## Text extract
[Start]
# Can't Lower Nitrates As Much As I'd Like...



## Atlantis (Nov 17, 2011)

I have 4 baby red bellies (between 1 and 1.5 inches long) in a 77 gallon tank, running 2 canister filters (fluval 405 and fx5). I keep doing 25-30% water changes on a daily basis yet the nitrates are steady at about 20 ppm. I'm afraid that if I change more water the parameters will vary too much and it will harm the fish. What do you guys suggest?


----------



## Red Belly Fascination (Nov 1, 2011)

I'll start of by saying 20 ppm isn't horrible, but I feel what you're saying when you want to get them lower as I'm the same way. I had my nitrates stuck at 20-40 ppm all the time and couldn't figure out why. I finally located my issue, which was a bunch of brine shrimp that got sucked through my overflow and trapped in my bio media so it just sat there producing ammo, which then turned into nitrates over and over again. I rinsed my bio media in tank water and my issue was solved. I'm not saying this is the case for you, but something to look into if you haven't.


----------



## Nzac (Oct 13, 2010)

I have found that if you cannot lower the nitrates with normal waterchanges, in a tank that's not overstocked, there a 2 things to check for...
[End]
## Listed entries
[Start]
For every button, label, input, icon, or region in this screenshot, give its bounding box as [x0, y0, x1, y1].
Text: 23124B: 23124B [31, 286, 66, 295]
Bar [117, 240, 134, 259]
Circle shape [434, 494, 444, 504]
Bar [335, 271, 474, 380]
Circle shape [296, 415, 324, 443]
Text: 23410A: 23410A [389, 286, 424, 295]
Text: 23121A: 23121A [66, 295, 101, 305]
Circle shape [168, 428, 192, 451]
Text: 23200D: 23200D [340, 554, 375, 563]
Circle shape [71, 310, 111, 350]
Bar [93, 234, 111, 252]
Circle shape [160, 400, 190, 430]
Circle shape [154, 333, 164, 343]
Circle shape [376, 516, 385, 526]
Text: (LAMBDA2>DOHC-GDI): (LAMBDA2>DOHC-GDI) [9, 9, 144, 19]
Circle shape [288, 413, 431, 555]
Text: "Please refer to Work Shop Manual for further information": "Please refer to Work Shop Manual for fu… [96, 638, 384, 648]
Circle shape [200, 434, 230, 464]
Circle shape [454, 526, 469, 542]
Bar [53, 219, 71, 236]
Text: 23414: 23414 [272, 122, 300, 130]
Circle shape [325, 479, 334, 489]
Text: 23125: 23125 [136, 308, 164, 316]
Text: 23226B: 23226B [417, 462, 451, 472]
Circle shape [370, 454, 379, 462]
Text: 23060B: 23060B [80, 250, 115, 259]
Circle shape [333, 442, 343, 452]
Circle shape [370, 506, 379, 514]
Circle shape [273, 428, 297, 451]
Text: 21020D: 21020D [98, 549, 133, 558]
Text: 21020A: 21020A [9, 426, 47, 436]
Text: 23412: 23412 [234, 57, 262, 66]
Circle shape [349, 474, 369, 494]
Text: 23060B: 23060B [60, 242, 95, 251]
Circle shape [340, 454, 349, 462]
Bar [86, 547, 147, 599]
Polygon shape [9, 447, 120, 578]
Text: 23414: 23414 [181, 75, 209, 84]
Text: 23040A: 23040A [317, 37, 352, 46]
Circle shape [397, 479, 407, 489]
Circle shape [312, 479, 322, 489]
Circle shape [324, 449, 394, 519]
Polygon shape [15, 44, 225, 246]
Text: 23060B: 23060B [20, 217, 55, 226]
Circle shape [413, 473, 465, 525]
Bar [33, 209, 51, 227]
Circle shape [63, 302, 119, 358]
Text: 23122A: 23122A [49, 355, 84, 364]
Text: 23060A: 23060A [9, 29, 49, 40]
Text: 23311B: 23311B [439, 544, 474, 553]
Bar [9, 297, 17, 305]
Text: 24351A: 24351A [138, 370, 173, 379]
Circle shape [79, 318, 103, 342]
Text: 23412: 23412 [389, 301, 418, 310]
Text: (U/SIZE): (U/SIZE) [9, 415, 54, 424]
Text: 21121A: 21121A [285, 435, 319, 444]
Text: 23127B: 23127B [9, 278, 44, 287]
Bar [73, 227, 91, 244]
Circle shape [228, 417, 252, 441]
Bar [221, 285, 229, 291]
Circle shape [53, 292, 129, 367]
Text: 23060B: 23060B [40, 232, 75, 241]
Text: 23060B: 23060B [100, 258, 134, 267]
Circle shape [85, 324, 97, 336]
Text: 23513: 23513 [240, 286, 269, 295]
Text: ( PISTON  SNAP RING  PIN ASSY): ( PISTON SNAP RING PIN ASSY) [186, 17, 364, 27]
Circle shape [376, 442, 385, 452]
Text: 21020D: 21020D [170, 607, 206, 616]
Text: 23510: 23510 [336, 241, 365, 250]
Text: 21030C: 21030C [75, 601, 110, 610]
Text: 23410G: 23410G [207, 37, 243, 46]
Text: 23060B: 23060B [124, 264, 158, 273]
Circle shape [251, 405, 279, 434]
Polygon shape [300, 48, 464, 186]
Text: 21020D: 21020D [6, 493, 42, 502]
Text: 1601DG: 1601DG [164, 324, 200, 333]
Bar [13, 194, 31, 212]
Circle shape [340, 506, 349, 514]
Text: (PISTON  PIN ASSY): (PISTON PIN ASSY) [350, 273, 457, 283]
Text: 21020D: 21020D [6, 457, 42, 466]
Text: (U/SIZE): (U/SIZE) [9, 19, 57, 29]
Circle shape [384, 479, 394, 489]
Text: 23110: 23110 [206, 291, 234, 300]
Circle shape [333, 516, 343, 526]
[End]
## Required tasks
A. In the nitrate forum thread, what did Red Belly Fascination find trapped in the bio media?
B. From the nitrate forum thread, return the passage from "# Can't Lower" up to and including "you guys suggest?", word for word.
C. Carry the nitrate forum thread forward from its last line.

## Expected responses
A. A bunch of brine shrimp that had been sucked through the overflow.

B.
# Can't Lower Nitrates As Much As I'd Like...



## Atlantis (Nov 17, 2011)

I have 4 baby red bellies (between 1 and 1.5 inches long) in a 77 gallon tank, running 2 canister filters (fluval 405 and fx5). I keep doing 25-30% water changes on a daily basis yet the nitrates are steady at about 20 ppm. I'm afraid that if I change more water the parameters will vary too much and it will harm the fish. What do you guys suggest?

C.
overfeeding(excess food rotting somewhere in the tank) and to much gunk in the filters.


----------



## Atlantis (Nov 17, 2011)

Right on, hadn't thought about checking the filters, they've been running non stop since july, i guess i'll have a look to see what lies inside. Thanks for the help!


----------



## Red Belly Fascination (Nov 1, 2011)

No prob.


----------



## hogwash (Aug 25, 2006)

ya just clean the bottom of the tank and get the sh*t out


----------



## Atlantis (Nov 17, 2011)

Yeah... Sadly the poop is the same color as the sand... There's always a bit of junk left behind


----------



## Uno (Feb 6, 2010)

make sure u keep the lids clean also,that stuff also helps raise nitrates


----------



## Atlantis (Nov 17, 2011)

Nice, didn't know that... Thanks!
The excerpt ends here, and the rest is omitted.